[START Records shown]

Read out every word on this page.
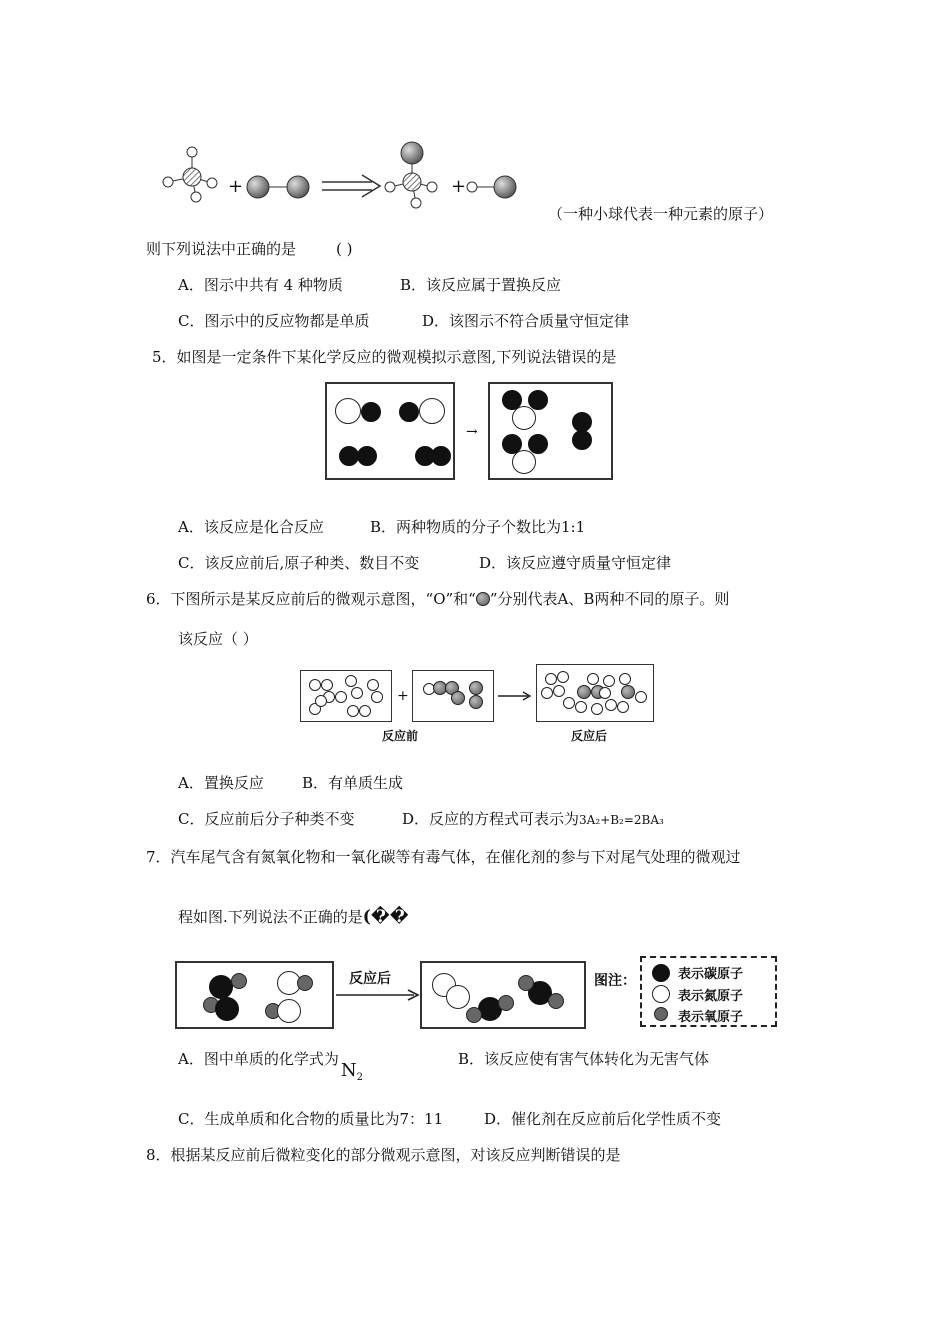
+	+
（一种小球代表一种元素的原子）
则下列说法中正确的是	( )
A．图示中共有 4 种物质	B．该反应属于置换反应
C．图示中的反应物都是单质	D．该图示不符合质量守恒定律
5．如图是一定条件下某化学反应的微观模拟示意图,下列说法错误的是
→
A．该反应是化合反应	B．两种物质的分子个数比为1:1
C．该反应前后,原子种类、数目不变	D．该反应遵守质量守恒定律
6．下图所示是某反应前后的微观示意图，“O”和“ ”分别代表A、B两种不同的原子。则
该反应（ ）
+
反应前	反应后
A．置换反应	B．有单质生成
C．反应前后分子种类不变	D．反应的方程式可表示为3A₂+B₂=2BA₃
7．汽车尾气含有氮氧化物和一氧化碳等有毒气体，在催化剂的参与下对尾气处理的微观过
程如图.下列说法不正确的是(��
反应后	图注：	表示碳原子
表示氮原子
表示氧原子
A．图中单质的化学式为$N_2$
B．该反应使有害气体转化为无害气体
C．生成单质和化合物的质量比为7：11	D．催化剂在反应前后化学性质不变
8．根据某反应前后微粒变化的部分微观示意图，对该反应判断错误的是
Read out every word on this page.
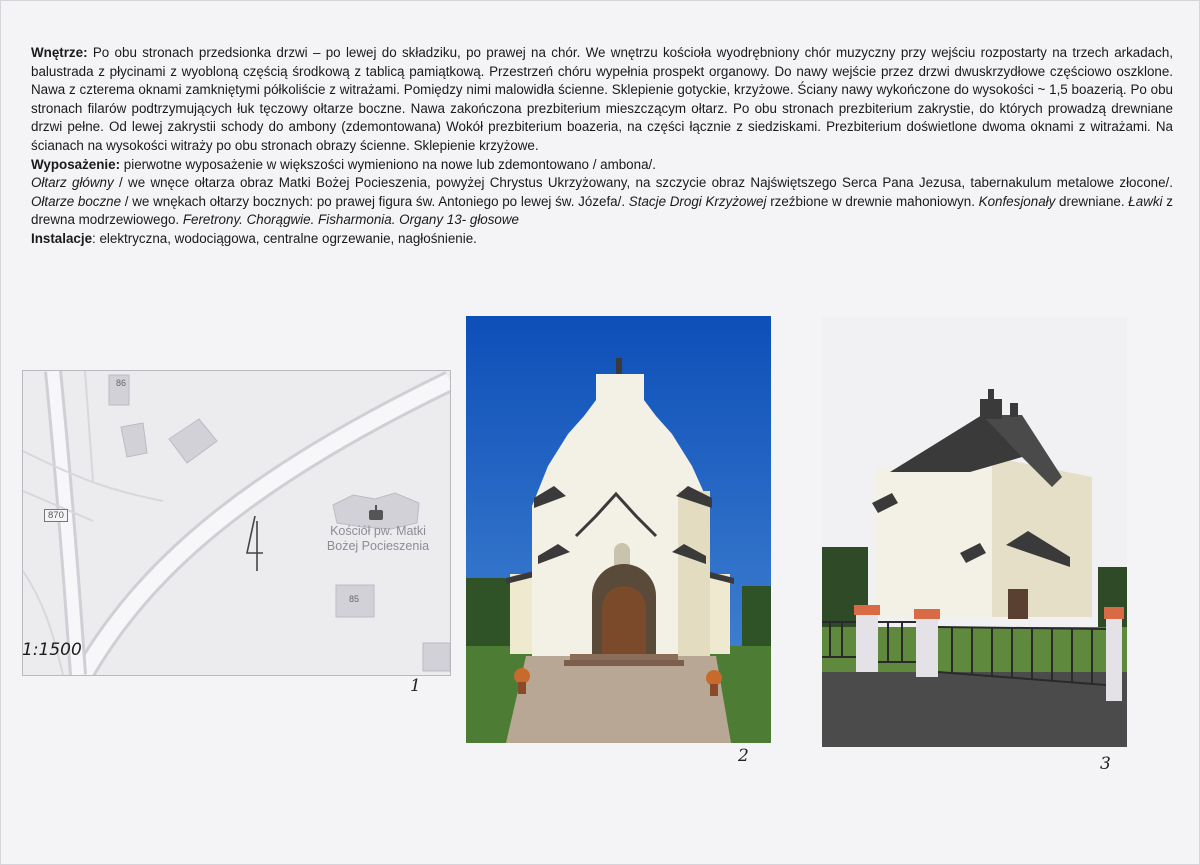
Wnętrze: Po obu stronach przedsionka drzwi – po lewej do składziku, po prawej na chór. We wnętrzu kościoła wyodrębniony chór muzyczny przy wejściu rozpostarty na trzech arkadach, balustrada z płycinami z wyobloną częścią środkową z tablicą pamiątkową. Przestrzeń chóru wypełnia prospekt organowy. Do nawy wejście przez drzwi dwuskrzydłowe częściowo oszklone. Nawa z czterema oknami zamkniętymi półkoliście z witrażami. Pomiędzy nimi malowidła ścienne. Sklepienie gotyckie, krzyżowe. Ściany nawy wykończone do wysokości ~ 1,5 boazerią. Po obu stronach filarów podtrzymujących łuk tęczowy ołtarze boczne. Nawa zakończona prezbiterium mieszczącym ołtarz. Po obu stronach prezbiterium zakrystie, do których prowadzą drewniane drzwi pełne. Od lewej zakrystii schody do ambony (zdemontowana) Wokół prezbiterium boazeria, na części łącznie z siedziskami. Prezbiterium doświetlone dwoma oknami z witrażami. Na ścianach na wysokości witraży po obu stronach obrazy ścienne. Sklepienie krzyżowe.

Wyposażenie: pierwotne wyposażenie w większości wymieniono na nowe lub zdemontowano / ambona/.

Ołtarz główny / we wnęce ołtarza obraz Matki Bożej Pocieszenia, powyżej Chrystus Ukrzyżowany, na szczycie obraz Najświętszego Serca Pana Jezusa, tabernakulum metalowe złocone/. Ołtarze boczne / we wnękach ołtarzy bocznych: po prawej figura św. Antoniego po lewej św. Józefa/. Stacje Drogi Krzyżowej rzeźbione w drewnie mahoniowyn. Konfesjonały drewniane. Ławki z drewna modrzewiowego. Feretrony. Chorągwie. Fisharmonia. Organy 13- głosowe

Instalacje: elektryczna, wodociągowa, centralne ogrzewanie, nagłośnienie.

870
86
85
Kościół pw. Matki
Bożej Pocieszenia
1:1500
1
2	3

[END Records shown]

### What to do
Give back the entries verbatim. Do not include any picture.

### Solution to this task
Read out every word on this page.
+	+
（一种小球代表一种元素的原子）
则下列说法中正确的是	( )
A．图示中共有 4 种物质	B．该反应属于置换反应
C．图示中的反应物都是单质	D．该图示不符合质量守恒定律
5．如图是一定条件下某化学反应的微观模拟示意图,下列说法错误的是
→
A．该反应是化合反应	B．两种物质的分子个数比为1:1
C．该反应前后,原子种类、数目不变	D．该反应遵守质量守恒定律
6．下图所示是某反应前后的微观示意图，“O”和“ ”分别代表A、B两种不同的原子。则
该反应（ ）
+
反应前	反应后
A．置换反应	B．有单质生成
C．反应前后分子种类不变	D．反应的方程式可表示为3A₂+B₂=2BA₃
7．汽车尾气含有氮氧化物和一氧化碳等有毒气体，在催化剂的参与下对尾气处理的微观过
程如图.下列说法不正确的是(��
反应后	图注：	表示碳原子
表示氮原子
表示氧原子
A．图中单质的化学式为$N_2$
B．该反应使有害气体转化为无害气体
C．生成单质和化合物的质量比为7：11	D．催化剂在反应前后化学性质不变
8．根据某反应前后微粒变化的部分微观示意图，对该反应判断错误的是
Read out every word on this page.
Wnętrze: Po obu stronach przedsionka drzwi – po lewej do składziku, po prawej na chór. We wnętrzu kościoła wyodrębniony chór muzyczny przy wejściu rozpostarty na trzech arkadach, balustrada z płycinami z wyobloną częścią środkową z tablicą pamiątkową. Przestrzeń chóru wypełnia prospekt organowy. Do nawy wejście przez drzwi dwuskrzydłowe częściowo oszklone. Nawa z czterema oknami zamkniętymi półkoliście z witrażami. Pomiędzy nimi malowidła ścienne. Sklepienie gotyckie, krzyżowe. Ściany nawy wykończone do wysokości ~ 1,5 boazerią. Po obu stronach filarów podtrzymujących łuk tęczowy ołtarze boczne. Nawa zakończona prezbiterium mieszczącym ołtarz. Po obu stronach prezbiterium zakrystie, do których prowadzą drewniane drzwi pełne. Od lewej zakrystii schody do ambony (zdemontowana) Wokół prezbiterium boazeria, na części łącznie z siedziskami. Prezbiterium doświetlone dwoma oknami z witrażami. Na ścianach na wysokości witraży po obu stronach obrazy ścienne. Sklepienie krzyżowe.

Wyposażenie: pierwotne wyposażenie w większości wymieniono na nowe lub zdemontowano / ambona/.

Ołtarz główny / we wnęce ołtarza obraz Matki Bożej Pocieszenia, powyżej Chrystus Ukrzyżowany, na szczycie obraz Najświętszego Serca Pana Jezusa, tabernakulum metalowe złocone/. Ołtarze boczne / we wnękach ołtarzy bocznych: po prawej figura św. Antoniego po lewej św. Józefa/. Stacje Drogi Krzyżowej rzeźbione w drewnie mahoniowyn. Konfesjonały drewniane. Ławki z drewna modrzewiowego. Feretrony. Chorągwie. Fisharmonia. Organy 13- głosowe

Instalacje: elektryczna, wodociągowa, centralne ogrzewanie, nagłośnienie.

870
86
85
Kościół pw. Matki
Bożej Pocieszenia
1:1500
1
2	3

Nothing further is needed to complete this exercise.